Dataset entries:
·····

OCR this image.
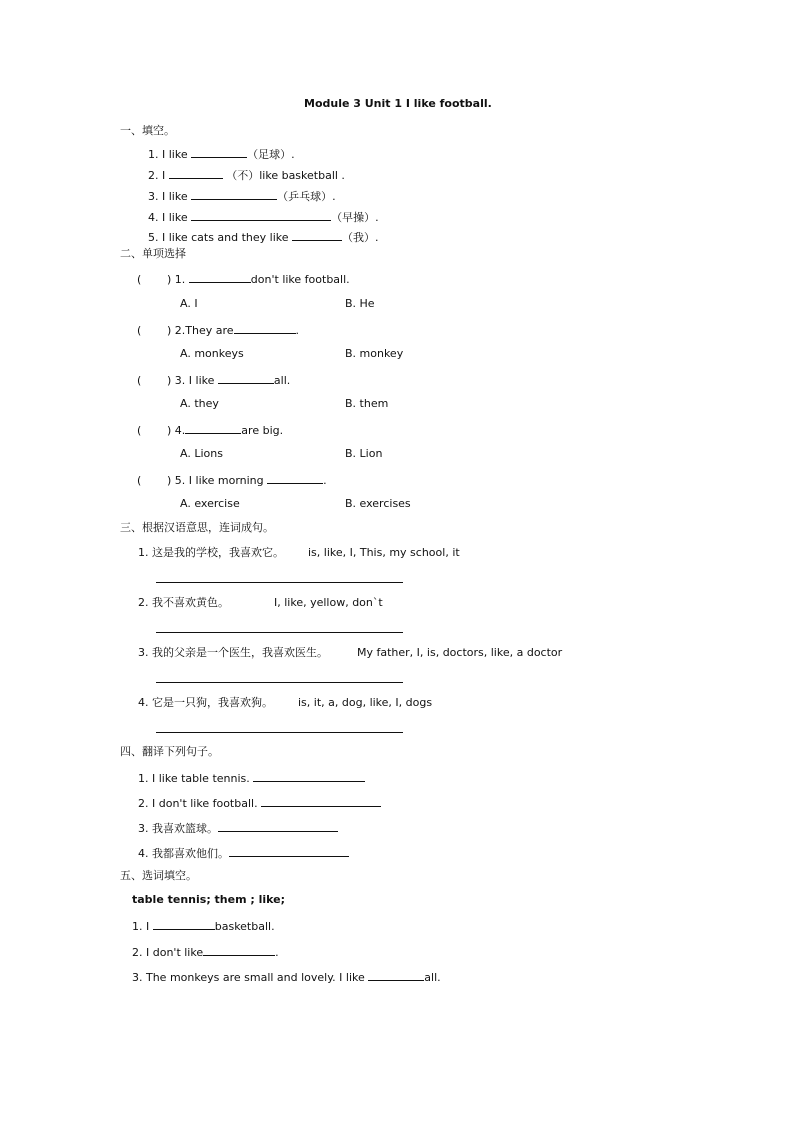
Module 3 Unit 1 I like football.
一、填空。
1. I like	（足球）.
2. I	（不）like basketball .
3. I like	（乒乓球）.
4. I like	（早操）.
5. I like cats and they like	（我）.
二、单项选择
( ) 1.	don't like football.
A. I	B. He
( ) 2.They are	.
A. monkeys	B. monkey
( ) 3. I like	all.
A. they	B. them
( ) 4.	are big.
A. Lions	B. Lion
( ) 5. I like morning	.
A. exercise	B. exercises
三、根据汉语意思，连词成句。
1. 这是我的学校，我喜欢它。 is, like, I, This, my school, it
2. 我不喜欢黄色。	I, like, yellow, don`t
3. 我的父亲是一个医生，我喜欢医生。	My father, I, is, doctors, like, a doctor
4. 它是一只狗，我喜欢狗。 is, it, a, dog, like, I, dogs
四、翻译下列句子。
1. I like table tennis.
2. I don't like football.
3. 我喜欢篮球。
4. 我都喜欢他们。
五、选词填空。
table tennis; them ; like;
1. I	basketball.
2. I don't like	.
3. The monkeys are small and lovely. I like	all.
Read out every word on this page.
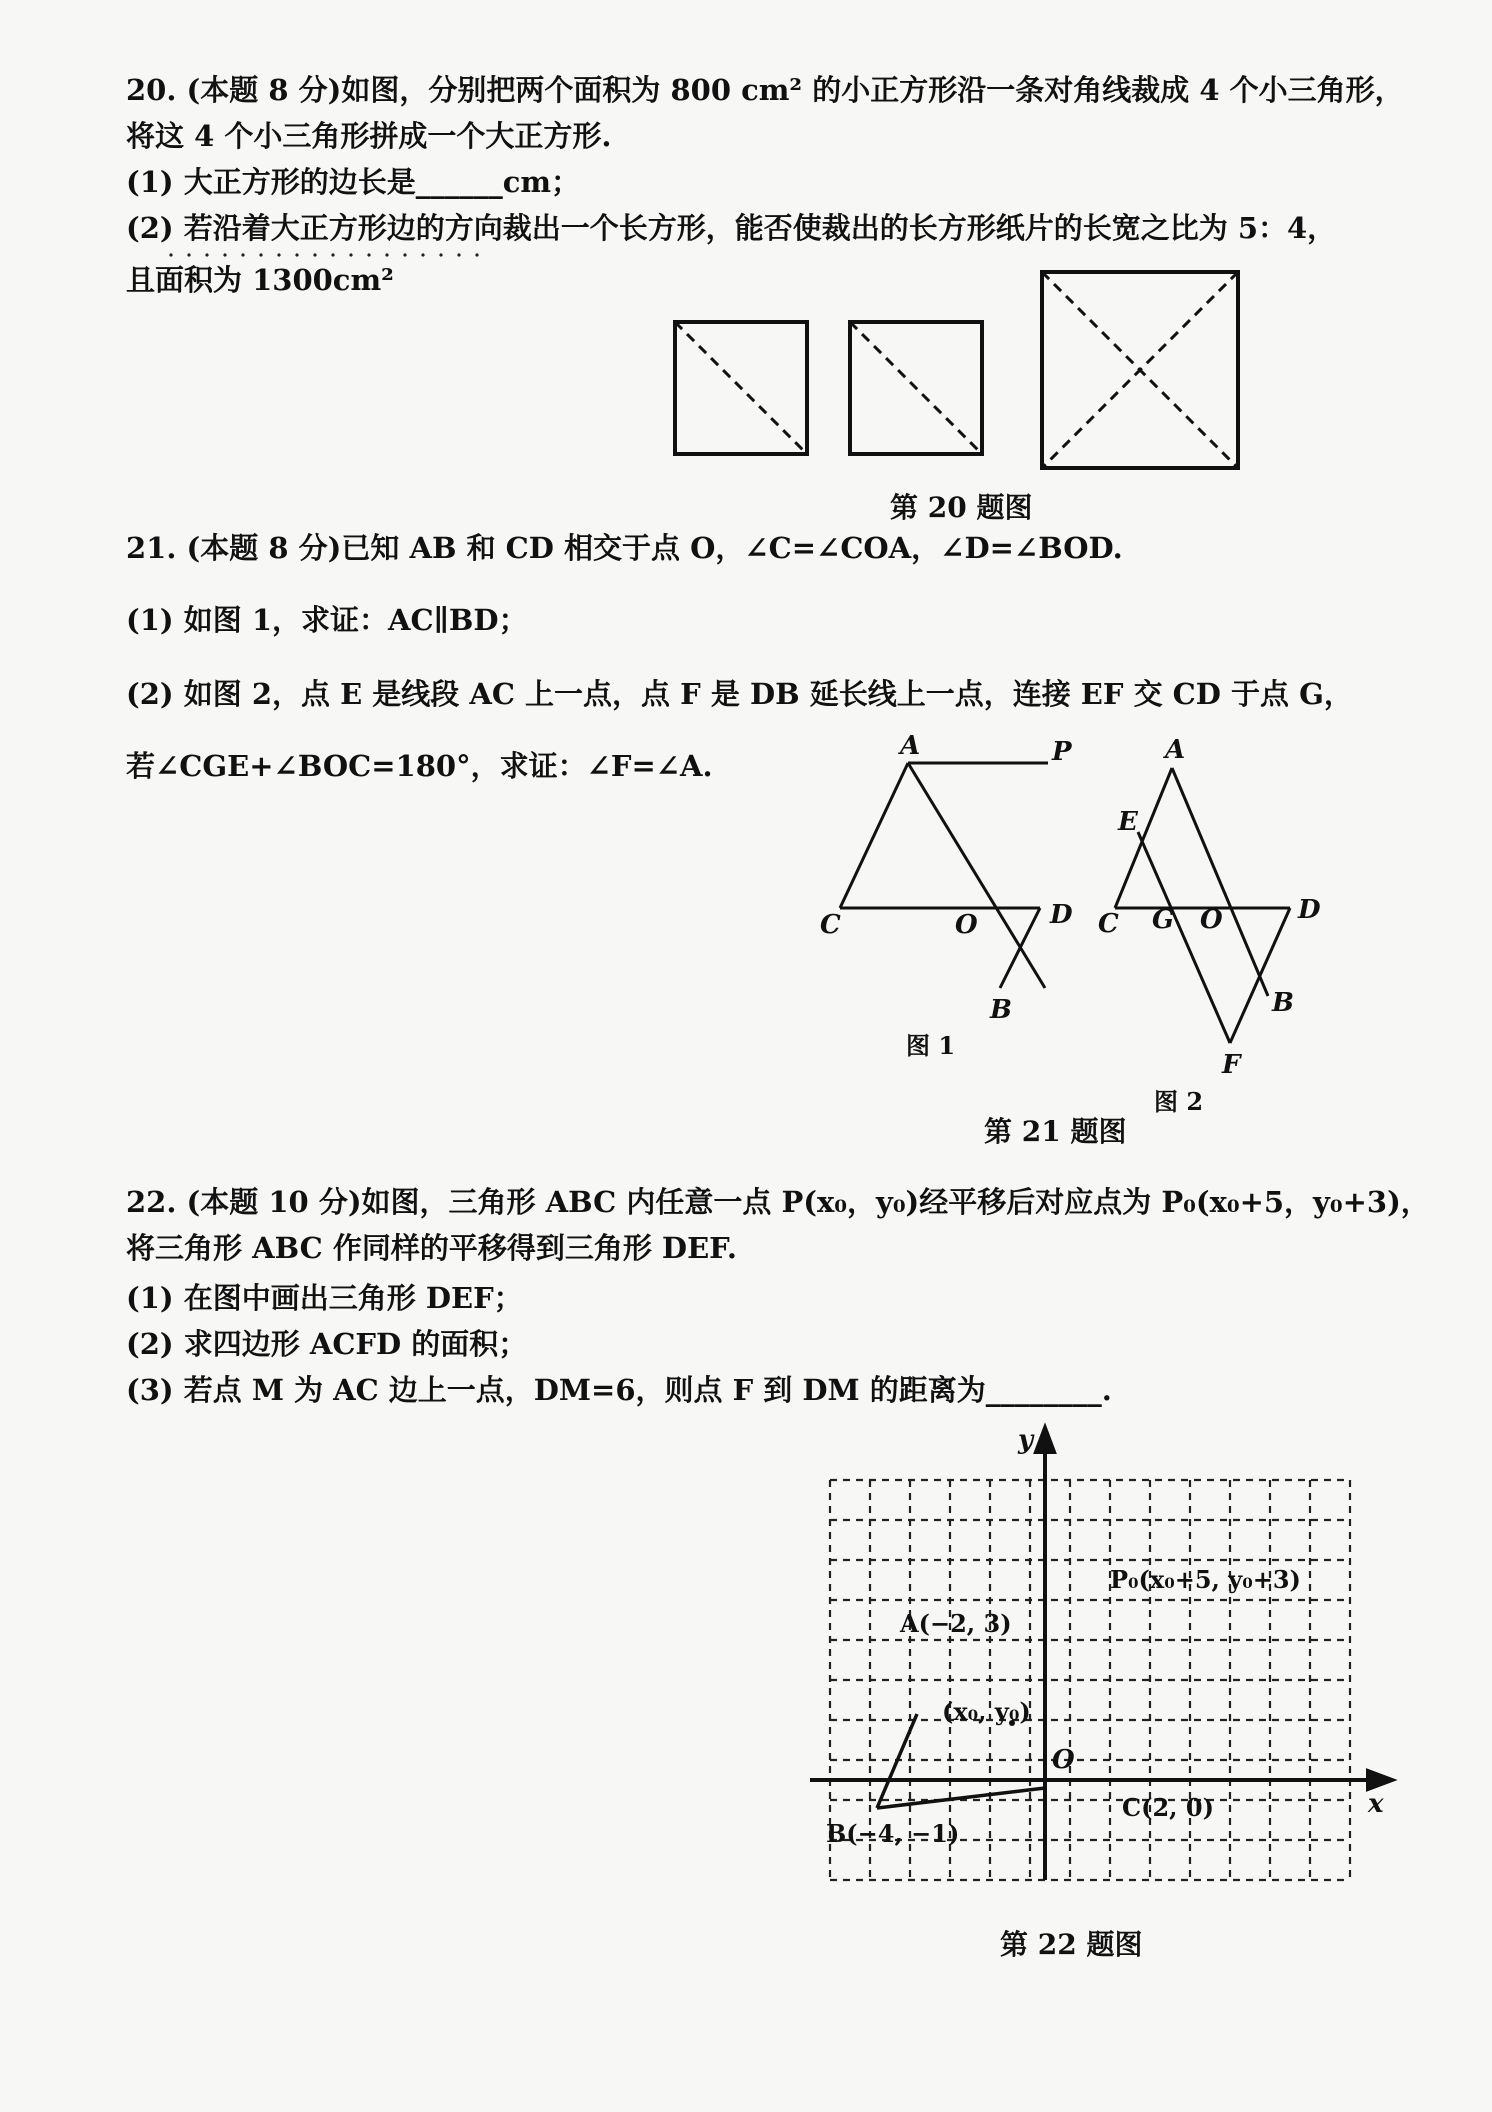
20. (本题 8 分)如图，分别把两个面积为 800 cm² 的小正方形沿一条对角线裁成 4 个小三角形，
将这 4 个小三角形拼成一个大正方形.
(1) 大正方形的边长是______cm；
(2) 若沿着大正方形边的方向裁出一个长方形，能否使裁出的长方形纸片的长宽之比为 5：4，
且面积为 1300cm²
第 20 题图
21. (本题 8 分)已知 AB 和 CD 相交于点 O，∠C=∠COA，∠D=∠BOD.
(1) 如图 1，求证：AC∥BD；
(2) 如图 2，点 E 是线段 AC 上一点，点 F 是 DB 延长线上一点，连接 EF 交 CD 于点 G，
若∠CGE+∠BOC=180°，求证：∠F=∠A.
A
C	O	D
B
P
图 1
A
E
C G O	D
B
F
图 2
第 21 题图
22. (本题 10 分)如图，三角形 ABC 内任意一点 P(x₀，y₀)经平移后对应点为 P₀(x₀+5，y₀+3)，
将三角形 ABC 作同样的平移得到三角形 DEF.
(1) 在图中画出三角形 DEF；
(2) 求四边形 ACFD 的面积；
(3) 若点 M 为 AC 边上一点，DM=6，则点 F 到 DM 的距离为________.
y
x
O
A(−2, 3)
B(−4, −1)
C(2, 0)
(x₀, y₀)
P₀(x₀+5, y₀+3)
第 22 题图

·····

◆ Task brief ◆
Copy the records word for word, leaving no picture in the copy.

◆ Finished answer ◆
OCR this image.
Module 3 Unit 1 I like football.
一、填空。
1. I like	（足球）.
2. I	（不）like basketball .
3. I like	（乒乓球）.
4. I like	（早操）.
5. I like cats and they like	（我）.
二、单项选择
( ) 1.	don't like football.
A. I	B. He
( ) 2.They are	.
A. monkeys	B. monkey
( ) 3. I like	all.
A. they	B. them
( ) 4.	are big.
A. Lions	B. Lion
( ) 5. I like morning	.
A. exercise	B. exercises
三、根据汉语意思，连词成句。
1. 这是我的学校，我喜欢它。 is, like, I, This, my school, it
2. 我不喜欢黄色。	I, like, yellow, don`t
3. 我的父亲是一个医生，我喜欢医生。	My father, I, is, doctors, like, a doctor
4. 它是一只狗，我喜欢狗。 is, it, a, dog, like, I, dogs
四、翻译下列句子。
1. I like table tennis.
2. I don't like football.
3. 我喜欢篮球。
4. 我都喜欢他们。
五、选词填空。
table tennis; them ; like;
1. I	basketball.
2. I don't like	.
3. The monkeys are small and lovely. I like	all.
Read out every word on this page.
20. (本题 8 分)如图，分别把两个面积为 800 cm² 的小正方形沿一条对角线裁成 4 个小三角形，
将这 4 个小三角形拼成一个大正方形.
(1) 大正方形的边长是______cm；
(2) 若沿着大正方形边的方向裁出一个长方形，能否使裁出的长方形纸片的长宽之比为 5：4，
且面积为 1300cm²
第 20 题图
21. (本题 8 分)已知 AB 和 CD 相交于点 O，∠C=∠COA，∠D=∠BOD.
(1) 如图 1，求证：AC∥BD；
(2) 如图 2，点 E 是线段 AC 上一点，点 F 是 DB 延长线上一点，连接 EF 交 CD 于点 G，
若∠CGE+∠BOC=180°，求证：∠F=∠A.
A
C	O	D
B
P
图 1
A
E
C G O	D
B
F
图 2
第 21 题图
22. (本题 10 分)如图，三角形 ABC 内任意一点 P(x₀，y₀)经平移后对应点为 P₀(x₀+5，y₀+3)，
将三角形 ABC 作同样的平移得到三角形 DEF.
(1) 在图中画出三角形 DEF；
(2) 求四边形 ACFD 的面积；
(3) 若点 M 为 AC 边上一点，DM=6，则点 F 到 DM 的距离为________.
y
x
O
A(−2, 3)
B(−4, −1)
C(2, 0)
(x₀, y₀)
P₀(x₀+5, y₀+3)
第 22 题图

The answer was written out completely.